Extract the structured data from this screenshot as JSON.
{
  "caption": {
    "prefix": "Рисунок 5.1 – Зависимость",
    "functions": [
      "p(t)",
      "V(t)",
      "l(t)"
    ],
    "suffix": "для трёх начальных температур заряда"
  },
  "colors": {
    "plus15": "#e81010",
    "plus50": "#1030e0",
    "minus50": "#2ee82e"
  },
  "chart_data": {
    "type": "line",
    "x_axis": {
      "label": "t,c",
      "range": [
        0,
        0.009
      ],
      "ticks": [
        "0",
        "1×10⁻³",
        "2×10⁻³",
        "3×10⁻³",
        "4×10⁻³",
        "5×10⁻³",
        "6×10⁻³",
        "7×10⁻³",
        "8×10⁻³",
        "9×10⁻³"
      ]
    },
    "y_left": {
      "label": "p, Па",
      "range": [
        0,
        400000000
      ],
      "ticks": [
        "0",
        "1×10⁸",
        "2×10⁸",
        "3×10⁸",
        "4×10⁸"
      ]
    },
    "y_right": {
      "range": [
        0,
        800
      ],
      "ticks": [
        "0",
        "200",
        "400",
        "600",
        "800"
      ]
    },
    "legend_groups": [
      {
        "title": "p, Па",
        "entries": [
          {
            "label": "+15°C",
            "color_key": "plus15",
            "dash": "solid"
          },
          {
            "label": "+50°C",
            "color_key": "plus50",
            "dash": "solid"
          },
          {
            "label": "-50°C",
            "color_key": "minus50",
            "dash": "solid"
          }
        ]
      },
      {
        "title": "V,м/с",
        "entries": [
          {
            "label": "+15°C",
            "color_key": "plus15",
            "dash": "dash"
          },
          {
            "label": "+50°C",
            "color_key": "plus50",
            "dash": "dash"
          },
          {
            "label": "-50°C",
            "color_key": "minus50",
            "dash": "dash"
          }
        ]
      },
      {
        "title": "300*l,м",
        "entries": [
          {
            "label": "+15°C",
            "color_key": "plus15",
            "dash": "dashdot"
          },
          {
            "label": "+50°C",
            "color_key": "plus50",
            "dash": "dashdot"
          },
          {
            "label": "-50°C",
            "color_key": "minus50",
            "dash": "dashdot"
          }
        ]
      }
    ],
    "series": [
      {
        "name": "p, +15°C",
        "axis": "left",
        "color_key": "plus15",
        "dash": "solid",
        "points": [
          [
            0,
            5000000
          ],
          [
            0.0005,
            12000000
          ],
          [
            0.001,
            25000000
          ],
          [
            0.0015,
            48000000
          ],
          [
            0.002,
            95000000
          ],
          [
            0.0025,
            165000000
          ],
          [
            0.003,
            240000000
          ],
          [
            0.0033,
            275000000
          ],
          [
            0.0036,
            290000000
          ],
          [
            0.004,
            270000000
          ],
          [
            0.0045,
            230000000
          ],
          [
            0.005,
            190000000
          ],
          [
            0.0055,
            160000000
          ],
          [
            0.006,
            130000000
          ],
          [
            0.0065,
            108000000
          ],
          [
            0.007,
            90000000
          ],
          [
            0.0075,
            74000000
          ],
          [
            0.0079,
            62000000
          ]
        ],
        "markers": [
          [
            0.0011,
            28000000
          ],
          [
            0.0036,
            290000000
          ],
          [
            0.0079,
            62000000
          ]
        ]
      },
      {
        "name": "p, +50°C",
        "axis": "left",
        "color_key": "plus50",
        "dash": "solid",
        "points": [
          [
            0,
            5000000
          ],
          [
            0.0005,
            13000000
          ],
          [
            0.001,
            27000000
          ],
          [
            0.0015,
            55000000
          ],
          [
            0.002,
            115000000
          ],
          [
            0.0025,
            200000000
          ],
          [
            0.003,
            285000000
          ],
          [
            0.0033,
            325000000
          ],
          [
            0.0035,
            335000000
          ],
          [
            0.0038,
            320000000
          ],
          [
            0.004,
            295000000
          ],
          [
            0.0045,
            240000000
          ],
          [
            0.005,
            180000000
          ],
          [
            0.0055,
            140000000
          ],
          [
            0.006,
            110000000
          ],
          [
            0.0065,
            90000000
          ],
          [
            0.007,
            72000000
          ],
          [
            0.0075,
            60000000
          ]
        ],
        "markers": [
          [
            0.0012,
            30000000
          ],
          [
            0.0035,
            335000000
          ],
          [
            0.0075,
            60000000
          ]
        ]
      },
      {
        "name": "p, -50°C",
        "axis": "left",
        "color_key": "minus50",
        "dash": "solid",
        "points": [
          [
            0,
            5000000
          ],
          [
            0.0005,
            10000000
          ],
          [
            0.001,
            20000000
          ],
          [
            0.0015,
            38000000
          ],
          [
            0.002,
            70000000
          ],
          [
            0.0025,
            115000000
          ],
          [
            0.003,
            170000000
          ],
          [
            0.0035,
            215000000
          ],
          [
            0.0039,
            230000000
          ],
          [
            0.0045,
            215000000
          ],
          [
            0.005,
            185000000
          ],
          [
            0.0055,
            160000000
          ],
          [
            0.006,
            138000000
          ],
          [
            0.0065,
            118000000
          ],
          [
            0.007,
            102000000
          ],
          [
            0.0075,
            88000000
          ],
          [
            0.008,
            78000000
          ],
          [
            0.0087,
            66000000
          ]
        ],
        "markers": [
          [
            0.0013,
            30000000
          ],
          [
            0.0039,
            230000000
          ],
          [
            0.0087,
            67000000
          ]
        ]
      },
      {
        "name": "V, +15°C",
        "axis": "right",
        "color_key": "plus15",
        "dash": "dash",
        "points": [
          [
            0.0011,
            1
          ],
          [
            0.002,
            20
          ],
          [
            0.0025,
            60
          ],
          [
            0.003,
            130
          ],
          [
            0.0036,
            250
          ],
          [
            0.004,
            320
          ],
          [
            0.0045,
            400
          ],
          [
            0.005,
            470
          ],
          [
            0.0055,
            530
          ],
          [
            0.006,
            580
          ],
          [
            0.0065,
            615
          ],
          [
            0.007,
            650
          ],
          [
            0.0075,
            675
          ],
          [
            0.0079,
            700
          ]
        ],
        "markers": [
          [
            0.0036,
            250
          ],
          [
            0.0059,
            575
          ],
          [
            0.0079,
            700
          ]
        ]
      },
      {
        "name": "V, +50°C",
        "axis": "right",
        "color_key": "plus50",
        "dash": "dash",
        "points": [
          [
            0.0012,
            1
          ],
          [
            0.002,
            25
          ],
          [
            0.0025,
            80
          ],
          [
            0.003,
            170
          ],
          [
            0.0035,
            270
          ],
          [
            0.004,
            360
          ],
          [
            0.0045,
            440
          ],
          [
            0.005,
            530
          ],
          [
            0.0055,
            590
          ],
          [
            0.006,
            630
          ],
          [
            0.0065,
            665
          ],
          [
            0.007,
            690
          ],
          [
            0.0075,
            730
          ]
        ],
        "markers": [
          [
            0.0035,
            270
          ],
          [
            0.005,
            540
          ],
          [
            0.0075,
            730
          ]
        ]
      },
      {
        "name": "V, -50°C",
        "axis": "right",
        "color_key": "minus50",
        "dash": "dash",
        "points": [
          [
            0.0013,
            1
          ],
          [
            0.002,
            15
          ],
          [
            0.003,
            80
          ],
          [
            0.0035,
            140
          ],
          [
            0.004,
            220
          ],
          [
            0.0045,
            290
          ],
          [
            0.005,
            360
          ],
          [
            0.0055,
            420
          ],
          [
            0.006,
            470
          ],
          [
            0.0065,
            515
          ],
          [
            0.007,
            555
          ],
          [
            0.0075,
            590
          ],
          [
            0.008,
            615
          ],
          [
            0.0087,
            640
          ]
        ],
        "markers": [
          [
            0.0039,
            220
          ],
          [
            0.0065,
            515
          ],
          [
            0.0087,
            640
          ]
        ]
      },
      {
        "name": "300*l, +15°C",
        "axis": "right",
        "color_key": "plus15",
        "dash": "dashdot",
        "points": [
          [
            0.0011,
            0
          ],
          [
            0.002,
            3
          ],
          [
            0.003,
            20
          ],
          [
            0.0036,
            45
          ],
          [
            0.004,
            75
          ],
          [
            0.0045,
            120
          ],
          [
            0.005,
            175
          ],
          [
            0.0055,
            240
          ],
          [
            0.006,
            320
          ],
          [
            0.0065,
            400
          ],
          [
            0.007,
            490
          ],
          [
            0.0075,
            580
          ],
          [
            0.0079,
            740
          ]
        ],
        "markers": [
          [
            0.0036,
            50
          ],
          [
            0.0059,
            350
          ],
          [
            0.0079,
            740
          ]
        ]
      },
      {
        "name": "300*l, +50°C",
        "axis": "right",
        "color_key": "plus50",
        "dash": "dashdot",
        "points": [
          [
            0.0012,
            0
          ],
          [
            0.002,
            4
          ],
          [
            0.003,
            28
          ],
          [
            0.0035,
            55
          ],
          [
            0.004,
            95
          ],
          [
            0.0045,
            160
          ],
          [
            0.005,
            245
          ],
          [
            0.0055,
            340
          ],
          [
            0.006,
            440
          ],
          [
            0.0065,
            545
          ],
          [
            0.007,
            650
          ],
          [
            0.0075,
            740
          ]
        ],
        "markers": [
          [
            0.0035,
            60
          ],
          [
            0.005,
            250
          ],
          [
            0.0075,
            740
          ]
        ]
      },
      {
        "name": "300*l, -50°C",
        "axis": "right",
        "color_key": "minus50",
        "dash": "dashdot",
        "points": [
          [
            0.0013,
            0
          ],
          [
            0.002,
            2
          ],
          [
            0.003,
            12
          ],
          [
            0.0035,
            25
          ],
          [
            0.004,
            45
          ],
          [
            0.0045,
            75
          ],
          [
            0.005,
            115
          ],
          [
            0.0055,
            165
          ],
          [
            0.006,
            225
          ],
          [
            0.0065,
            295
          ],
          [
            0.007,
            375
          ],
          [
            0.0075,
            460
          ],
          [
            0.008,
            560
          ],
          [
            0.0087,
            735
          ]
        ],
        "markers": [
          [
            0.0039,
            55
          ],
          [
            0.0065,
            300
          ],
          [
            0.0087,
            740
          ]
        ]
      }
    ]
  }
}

# # # #

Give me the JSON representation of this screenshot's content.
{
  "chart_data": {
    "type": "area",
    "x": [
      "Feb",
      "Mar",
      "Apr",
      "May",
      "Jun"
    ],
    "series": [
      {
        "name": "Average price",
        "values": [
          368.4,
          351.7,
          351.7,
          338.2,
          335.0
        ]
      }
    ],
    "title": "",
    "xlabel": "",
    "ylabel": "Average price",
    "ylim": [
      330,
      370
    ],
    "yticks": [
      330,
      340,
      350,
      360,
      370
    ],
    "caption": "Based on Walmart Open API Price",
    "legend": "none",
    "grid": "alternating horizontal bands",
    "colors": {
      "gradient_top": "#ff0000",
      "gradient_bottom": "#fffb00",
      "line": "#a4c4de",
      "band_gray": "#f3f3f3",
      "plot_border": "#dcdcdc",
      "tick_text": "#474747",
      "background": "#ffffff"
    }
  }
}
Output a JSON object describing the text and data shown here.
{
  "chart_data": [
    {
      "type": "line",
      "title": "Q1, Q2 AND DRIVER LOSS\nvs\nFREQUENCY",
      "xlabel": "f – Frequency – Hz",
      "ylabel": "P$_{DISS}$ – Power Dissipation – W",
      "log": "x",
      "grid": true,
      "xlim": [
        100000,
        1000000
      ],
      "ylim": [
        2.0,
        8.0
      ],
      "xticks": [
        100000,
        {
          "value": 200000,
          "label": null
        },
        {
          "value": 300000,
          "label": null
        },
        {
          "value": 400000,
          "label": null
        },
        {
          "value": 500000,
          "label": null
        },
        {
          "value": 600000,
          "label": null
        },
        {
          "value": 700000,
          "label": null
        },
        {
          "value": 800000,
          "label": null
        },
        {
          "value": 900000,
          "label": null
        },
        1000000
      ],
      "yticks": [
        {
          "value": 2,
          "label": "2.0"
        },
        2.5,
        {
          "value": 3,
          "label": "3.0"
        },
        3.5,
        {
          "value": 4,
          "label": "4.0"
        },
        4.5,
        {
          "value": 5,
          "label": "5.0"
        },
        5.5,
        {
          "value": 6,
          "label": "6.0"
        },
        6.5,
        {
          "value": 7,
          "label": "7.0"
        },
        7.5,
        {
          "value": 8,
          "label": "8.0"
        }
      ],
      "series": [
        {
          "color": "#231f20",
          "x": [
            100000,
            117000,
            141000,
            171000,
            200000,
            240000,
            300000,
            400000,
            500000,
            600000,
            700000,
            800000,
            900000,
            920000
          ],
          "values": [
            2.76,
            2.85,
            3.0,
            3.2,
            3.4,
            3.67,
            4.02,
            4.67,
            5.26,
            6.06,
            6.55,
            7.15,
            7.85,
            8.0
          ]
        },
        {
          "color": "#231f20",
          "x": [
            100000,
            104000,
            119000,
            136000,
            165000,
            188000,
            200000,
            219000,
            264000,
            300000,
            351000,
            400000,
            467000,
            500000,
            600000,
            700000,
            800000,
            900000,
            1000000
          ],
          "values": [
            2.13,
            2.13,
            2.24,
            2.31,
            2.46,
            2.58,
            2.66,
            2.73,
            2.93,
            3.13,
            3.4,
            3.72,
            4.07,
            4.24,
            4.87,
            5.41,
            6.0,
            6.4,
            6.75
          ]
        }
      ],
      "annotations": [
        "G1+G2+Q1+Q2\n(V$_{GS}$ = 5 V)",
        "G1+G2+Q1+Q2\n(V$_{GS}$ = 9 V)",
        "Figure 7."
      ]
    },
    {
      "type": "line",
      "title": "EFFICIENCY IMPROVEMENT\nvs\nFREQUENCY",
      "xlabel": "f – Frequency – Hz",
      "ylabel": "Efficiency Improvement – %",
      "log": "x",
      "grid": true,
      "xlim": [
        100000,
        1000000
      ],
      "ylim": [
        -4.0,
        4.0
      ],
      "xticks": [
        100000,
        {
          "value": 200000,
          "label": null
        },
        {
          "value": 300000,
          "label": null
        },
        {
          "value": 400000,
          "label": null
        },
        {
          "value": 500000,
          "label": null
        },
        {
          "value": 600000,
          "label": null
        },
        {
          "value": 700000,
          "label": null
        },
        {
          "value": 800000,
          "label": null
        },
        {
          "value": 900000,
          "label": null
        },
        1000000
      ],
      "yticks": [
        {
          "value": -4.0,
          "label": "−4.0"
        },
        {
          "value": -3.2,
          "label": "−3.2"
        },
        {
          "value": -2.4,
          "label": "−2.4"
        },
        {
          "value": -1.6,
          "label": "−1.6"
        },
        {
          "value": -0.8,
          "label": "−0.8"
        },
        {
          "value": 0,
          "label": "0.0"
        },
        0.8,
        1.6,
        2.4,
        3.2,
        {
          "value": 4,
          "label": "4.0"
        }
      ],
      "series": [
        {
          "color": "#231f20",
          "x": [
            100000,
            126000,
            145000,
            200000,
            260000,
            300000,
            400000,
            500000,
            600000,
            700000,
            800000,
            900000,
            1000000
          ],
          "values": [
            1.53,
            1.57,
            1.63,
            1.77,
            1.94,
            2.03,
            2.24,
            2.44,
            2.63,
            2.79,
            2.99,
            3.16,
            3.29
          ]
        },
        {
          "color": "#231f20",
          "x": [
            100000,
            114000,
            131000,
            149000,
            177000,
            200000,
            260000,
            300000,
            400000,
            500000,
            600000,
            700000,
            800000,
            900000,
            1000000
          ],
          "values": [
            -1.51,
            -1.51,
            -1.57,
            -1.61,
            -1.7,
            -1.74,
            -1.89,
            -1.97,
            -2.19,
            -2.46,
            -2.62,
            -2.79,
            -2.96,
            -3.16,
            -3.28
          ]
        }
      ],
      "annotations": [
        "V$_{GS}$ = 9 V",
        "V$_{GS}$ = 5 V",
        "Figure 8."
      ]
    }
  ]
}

# # # #

Task description: Which lines contain the word "Average"? Copy each one.

Answer below:
        "name": "Average price",
    "ylabel": "Average price",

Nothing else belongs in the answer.